Task to carry out | Every line with the string "Bourges" should be gathered.

Excerpted records |

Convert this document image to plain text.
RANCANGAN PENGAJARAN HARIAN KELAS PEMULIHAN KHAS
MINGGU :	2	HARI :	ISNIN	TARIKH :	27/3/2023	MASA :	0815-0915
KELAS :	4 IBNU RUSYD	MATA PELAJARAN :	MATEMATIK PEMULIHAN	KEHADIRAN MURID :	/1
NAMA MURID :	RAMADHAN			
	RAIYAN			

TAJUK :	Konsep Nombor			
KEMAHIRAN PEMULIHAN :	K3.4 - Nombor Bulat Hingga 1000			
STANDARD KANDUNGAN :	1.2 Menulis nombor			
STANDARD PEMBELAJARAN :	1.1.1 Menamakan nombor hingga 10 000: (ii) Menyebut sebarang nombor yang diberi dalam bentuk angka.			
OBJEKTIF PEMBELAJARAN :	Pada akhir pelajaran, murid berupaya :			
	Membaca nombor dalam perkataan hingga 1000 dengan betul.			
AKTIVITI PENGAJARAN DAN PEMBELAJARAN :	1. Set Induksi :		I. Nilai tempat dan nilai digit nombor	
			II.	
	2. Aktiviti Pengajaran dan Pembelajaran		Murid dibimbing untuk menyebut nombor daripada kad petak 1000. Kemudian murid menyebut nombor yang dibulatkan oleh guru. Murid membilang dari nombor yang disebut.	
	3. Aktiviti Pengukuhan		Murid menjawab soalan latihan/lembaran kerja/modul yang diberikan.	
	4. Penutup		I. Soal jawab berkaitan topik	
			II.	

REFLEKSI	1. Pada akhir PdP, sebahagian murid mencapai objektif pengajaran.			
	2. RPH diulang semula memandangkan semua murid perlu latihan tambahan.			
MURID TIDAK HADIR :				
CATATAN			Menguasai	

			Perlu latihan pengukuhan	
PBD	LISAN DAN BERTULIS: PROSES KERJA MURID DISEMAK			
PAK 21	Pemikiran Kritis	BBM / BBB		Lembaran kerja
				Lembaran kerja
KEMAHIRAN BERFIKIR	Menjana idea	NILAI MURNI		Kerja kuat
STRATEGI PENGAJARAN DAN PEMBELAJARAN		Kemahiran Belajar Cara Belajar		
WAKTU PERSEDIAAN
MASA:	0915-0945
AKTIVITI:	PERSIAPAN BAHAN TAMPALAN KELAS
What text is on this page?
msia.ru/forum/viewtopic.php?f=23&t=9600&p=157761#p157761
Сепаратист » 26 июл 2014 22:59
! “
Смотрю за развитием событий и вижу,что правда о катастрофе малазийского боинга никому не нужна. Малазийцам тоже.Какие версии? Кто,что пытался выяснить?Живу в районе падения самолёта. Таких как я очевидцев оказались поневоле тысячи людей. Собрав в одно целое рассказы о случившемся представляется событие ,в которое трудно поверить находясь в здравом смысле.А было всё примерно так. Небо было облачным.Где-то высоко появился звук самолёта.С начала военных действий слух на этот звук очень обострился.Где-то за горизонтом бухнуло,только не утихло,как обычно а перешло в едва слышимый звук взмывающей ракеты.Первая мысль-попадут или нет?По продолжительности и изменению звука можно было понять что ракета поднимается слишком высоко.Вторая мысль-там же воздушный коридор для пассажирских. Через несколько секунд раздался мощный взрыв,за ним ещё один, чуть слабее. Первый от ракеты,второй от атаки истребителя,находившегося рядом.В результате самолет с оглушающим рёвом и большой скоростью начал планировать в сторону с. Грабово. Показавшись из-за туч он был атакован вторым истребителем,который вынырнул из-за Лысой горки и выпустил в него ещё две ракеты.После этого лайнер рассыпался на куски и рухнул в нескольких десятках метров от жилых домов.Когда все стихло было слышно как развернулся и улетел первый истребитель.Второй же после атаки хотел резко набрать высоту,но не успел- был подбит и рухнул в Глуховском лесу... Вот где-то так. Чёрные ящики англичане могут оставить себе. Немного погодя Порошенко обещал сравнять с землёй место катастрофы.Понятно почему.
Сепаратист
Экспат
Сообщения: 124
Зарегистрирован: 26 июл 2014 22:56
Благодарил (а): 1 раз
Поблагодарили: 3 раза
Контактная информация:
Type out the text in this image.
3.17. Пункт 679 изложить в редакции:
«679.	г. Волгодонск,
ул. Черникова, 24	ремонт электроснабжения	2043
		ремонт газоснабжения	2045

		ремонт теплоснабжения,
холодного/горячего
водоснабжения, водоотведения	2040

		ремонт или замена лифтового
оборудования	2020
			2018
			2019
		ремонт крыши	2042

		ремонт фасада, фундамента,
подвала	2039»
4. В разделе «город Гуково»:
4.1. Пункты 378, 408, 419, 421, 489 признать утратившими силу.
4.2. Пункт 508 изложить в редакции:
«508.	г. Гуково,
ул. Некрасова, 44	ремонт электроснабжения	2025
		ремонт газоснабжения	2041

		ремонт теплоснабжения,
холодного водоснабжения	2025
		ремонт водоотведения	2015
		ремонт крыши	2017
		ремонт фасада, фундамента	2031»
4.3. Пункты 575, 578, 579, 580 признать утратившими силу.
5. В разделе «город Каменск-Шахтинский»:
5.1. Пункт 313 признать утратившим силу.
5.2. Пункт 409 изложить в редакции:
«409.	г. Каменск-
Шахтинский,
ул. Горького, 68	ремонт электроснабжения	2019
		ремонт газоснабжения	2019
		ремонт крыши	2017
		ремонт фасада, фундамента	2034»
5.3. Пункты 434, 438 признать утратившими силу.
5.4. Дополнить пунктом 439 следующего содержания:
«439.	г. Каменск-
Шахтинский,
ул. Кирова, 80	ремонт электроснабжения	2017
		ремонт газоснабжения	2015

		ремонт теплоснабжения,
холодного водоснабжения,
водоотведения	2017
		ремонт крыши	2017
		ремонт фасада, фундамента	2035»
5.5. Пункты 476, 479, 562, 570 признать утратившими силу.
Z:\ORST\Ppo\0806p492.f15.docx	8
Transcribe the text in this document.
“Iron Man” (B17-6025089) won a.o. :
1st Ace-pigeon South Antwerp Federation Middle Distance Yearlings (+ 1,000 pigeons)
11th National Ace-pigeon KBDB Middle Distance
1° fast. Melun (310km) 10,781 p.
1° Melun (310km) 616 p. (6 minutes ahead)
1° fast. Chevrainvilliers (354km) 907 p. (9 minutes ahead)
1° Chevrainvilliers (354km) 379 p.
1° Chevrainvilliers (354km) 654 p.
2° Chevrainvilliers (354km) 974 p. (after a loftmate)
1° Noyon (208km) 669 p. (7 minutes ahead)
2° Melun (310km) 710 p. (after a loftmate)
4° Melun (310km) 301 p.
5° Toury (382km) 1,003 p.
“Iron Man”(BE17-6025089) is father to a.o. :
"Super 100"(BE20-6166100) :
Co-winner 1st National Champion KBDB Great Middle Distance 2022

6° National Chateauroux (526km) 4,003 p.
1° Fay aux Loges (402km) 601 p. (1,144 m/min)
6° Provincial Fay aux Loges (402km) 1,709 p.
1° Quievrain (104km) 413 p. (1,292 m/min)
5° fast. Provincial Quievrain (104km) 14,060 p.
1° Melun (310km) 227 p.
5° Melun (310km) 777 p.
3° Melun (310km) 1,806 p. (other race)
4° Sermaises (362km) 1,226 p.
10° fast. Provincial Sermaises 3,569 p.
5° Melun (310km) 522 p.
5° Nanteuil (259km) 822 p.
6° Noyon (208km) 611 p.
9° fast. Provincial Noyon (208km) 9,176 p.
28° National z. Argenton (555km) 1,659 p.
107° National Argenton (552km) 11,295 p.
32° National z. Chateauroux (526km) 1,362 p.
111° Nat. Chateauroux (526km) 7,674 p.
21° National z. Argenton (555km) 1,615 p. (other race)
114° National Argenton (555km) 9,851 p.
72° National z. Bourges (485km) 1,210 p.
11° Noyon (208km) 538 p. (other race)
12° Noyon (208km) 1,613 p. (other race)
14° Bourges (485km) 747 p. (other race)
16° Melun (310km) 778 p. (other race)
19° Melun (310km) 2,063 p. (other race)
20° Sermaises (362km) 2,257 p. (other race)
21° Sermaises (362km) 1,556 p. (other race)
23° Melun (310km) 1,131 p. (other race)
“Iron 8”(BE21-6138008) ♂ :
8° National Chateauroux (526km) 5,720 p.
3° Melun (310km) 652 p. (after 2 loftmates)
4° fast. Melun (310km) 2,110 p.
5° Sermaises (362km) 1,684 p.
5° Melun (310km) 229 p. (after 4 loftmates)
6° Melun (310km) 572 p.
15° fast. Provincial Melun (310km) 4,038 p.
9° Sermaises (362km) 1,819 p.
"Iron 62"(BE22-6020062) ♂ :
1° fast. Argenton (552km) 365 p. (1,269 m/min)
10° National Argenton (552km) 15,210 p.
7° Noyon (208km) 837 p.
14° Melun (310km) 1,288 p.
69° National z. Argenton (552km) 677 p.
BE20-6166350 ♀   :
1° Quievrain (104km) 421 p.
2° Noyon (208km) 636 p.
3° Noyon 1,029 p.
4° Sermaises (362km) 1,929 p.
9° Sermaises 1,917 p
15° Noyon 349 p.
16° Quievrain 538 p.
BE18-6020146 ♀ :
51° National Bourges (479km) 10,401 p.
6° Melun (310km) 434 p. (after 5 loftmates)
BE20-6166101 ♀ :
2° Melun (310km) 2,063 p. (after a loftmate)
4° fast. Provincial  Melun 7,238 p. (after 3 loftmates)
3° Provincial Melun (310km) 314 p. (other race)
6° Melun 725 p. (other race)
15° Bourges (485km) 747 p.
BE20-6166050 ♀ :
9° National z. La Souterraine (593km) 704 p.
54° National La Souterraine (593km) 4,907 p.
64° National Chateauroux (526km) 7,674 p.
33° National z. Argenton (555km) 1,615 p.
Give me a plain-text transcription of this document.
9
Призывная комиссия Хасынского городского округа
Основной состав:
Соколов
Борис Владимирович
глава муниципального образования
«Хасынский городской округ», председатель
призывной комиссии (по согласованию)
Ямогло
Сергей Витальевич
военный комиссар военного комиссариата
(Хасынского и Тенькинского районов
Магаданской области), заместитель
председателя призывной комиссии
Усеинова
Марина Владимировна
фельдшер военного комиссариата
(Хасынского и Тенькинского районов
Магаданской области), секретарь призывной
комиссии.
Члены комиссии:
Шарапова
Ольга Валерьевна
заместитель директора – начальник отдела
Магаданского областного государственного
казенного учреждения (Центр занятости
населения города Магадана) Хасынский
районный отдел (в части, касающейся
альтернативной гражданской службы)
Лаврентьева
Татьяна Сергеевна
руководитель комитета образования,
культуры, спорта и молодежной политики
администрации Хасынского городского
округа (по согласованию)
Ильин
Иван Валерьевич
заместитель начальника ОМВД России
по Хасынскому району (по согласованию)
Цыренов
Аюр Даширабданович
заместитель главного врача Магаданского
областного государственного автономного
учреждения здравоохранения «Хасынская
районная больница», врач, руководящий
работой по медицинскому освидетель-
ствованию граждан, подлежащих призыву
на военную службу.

Response to this exercise |
72° National z. Bourges (485km) 1,210 p.
14° Bourges (485km) 747 p. (other race)
51° National Bourges (479km) 10,401 p.
15° Bourges (485km) 747 p.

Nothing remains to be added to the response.